══ DATA RECORDS

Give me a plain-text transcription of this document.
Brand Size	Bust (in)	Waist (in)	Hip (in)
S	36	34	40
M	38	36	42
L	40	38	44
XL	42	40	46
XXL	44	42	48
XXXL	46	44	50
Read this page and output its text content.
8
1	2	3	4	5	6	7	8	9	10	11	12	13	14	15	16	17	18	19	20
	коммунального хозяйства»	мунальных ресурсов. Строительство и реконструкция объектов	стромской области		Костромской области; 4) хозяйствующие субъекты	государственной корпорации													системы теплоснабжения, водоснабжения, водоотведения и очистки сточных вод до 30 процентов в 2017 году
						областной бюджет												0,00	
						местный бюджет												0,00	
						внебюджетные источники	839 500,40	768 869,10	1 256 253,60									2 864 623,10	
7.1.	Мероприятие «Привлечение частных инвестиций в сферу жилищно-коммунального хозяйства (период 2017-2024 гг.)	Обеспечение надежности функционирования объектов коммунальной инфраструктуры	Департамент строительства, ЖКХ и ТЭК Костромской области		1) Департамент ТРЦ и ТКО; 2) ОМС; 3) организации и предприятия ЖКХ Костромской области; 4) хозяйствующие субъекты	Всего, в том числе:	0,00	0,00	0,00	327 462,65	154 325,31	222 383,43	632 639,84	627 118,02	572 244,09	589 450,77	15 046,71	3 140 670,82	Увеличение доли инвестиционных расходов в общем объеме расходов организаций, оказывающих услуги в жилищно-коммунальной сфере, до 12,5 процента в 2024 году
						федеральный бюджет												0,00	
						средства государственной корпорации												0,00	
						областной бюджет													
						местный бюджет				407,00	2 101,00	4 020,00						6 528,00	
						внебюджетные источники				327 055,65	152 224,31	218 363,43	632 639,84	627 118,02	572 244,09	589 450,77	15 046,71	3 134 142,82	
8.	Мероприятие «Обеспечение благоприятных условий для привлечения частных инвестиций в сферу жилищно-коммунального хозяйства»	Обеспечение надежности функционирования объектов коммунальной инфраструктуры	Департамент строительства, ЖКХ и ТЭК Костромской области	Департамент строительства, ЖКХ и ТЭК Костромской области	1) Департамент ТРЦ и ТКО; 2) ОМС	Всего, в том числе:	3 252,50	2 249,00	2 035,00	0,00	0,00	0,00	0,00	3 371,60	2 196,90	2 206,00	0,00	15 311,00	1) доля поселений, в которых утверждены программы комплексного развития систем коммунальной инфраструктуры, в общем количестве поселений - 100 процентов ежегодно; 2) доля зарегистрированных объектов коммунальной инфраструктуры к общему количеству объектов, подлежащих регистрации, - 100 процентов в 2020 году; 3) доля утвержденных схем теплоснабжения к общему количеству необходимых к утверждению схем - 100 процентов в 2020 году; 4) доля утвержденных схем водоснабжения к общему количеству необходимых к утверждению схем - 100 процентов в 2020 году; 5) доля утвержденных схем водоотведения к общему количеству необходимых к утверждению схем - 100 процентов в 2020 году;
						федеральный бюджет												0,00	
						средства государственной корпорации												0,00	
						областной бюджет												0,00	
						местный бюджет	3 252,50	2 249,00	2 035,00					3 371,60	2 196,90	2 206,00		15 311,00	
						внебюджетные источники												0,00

════
══ DATA RECORDS

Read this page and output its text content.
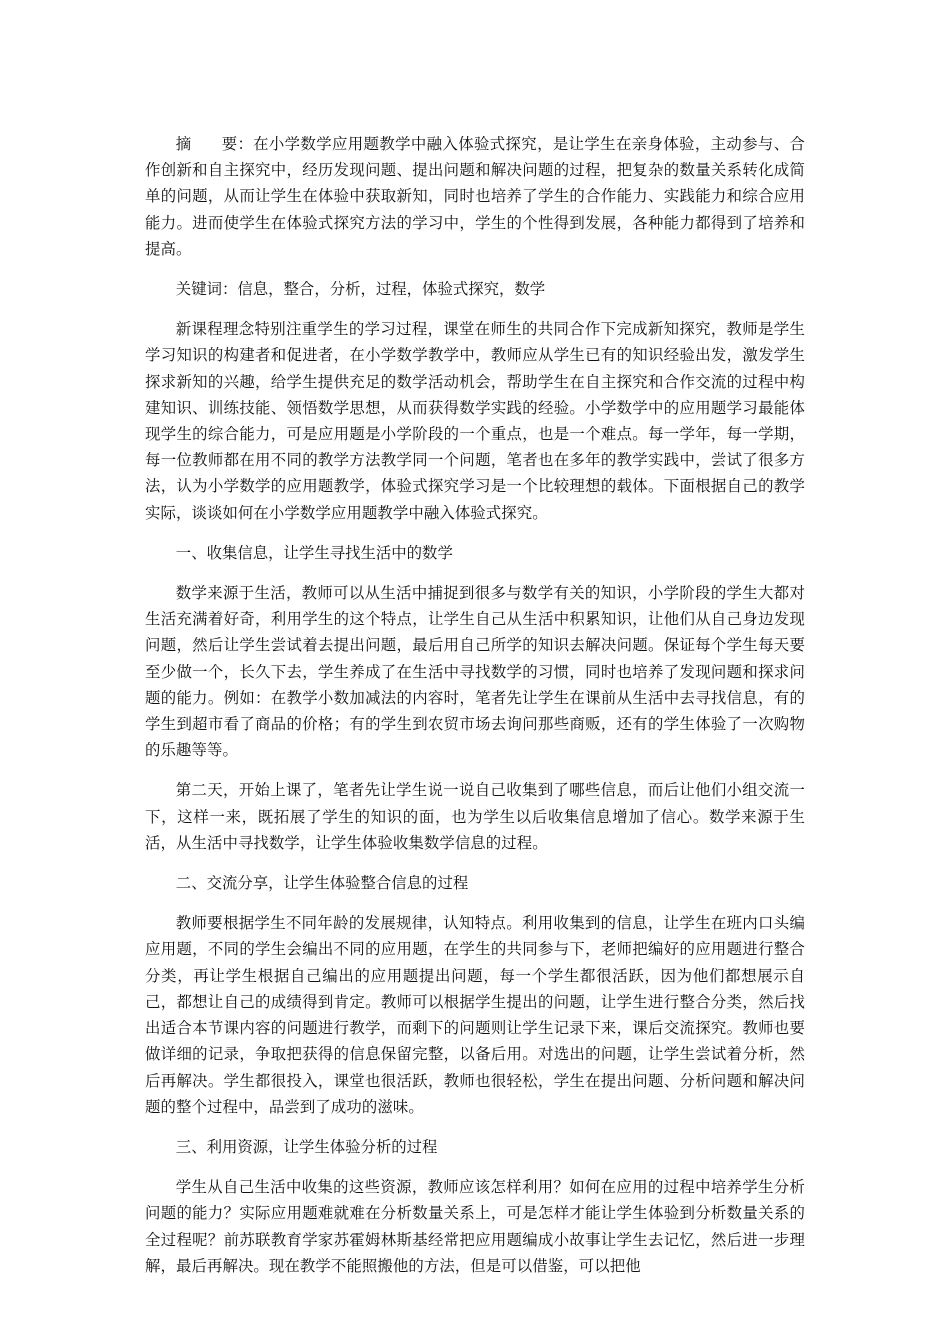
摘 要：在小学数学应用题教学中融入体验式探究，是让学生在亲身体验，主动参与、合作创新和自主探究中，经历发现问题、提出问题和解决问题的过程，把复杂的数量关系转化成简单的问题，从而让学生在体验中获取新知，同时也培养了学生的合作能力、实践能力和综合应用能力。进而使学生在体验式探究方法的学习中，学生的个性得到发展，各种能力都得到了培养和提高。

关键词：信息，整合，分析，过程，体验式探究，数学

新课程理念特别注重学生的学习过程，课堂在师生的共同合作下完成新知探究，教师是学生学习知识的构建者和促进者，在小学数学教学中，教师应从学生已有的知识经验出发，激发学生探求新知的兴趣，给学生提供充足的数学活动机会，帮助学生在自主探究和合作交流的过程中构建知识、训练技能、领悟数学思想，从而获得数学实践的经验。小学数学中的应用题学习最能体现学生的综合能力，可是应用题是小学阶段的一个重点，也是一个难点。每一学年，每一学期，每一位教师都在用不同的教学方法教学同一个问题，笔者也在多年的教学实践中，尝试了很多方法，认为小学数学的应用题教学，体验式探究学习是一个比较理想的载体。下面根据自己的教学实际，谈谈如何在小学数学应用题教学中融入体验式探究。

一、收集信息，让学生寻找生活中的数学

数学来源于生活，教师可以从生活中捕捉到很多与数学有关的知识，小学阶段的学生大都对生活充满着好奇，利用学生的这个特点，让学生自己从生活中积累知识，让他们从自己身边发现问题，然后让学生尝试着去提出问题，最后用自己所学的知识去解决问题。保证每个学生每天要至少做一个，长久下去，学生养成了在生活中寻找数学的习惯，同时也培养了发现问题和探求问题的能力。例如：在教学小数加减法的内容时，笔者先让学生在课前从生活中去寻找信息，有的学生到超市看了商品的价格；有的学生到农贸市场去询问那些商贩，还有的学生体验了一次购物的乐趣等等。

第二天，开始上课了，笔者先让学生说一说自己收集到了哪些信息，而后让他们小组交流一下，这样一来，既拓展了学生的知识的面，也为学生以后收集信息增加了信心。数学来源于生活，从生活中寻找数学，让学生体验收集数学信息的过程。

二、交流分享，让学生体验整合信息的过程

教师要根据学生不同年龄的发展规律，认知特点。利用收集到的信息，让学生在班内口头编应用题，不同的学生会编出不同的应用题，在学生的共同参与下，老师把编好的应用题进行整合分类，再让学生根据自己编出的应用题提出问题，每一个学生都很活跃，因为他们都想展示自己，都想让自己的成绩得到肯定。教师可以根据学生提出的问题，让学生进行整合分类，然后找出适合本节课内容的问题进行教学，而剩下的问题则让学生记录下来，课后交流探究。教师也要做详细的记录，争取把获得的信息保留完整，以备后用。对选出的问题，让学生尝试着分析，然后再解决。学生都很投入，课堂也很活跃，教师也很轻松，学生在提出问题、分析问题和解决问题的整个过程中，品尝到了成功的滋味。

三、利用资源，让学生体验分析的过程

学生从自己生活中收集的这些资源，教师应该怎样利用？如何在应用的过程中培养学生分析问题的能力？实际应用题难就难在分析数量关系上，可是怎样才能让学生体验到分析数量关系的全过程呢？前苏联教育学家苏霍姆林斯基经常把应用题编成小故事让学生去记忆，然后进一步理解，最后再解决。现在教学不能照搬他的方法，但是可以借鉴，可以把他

════

Report how many lines above hold the string "数学来源于生活", giving nothing but the number.

| TASK SOLUTION |
2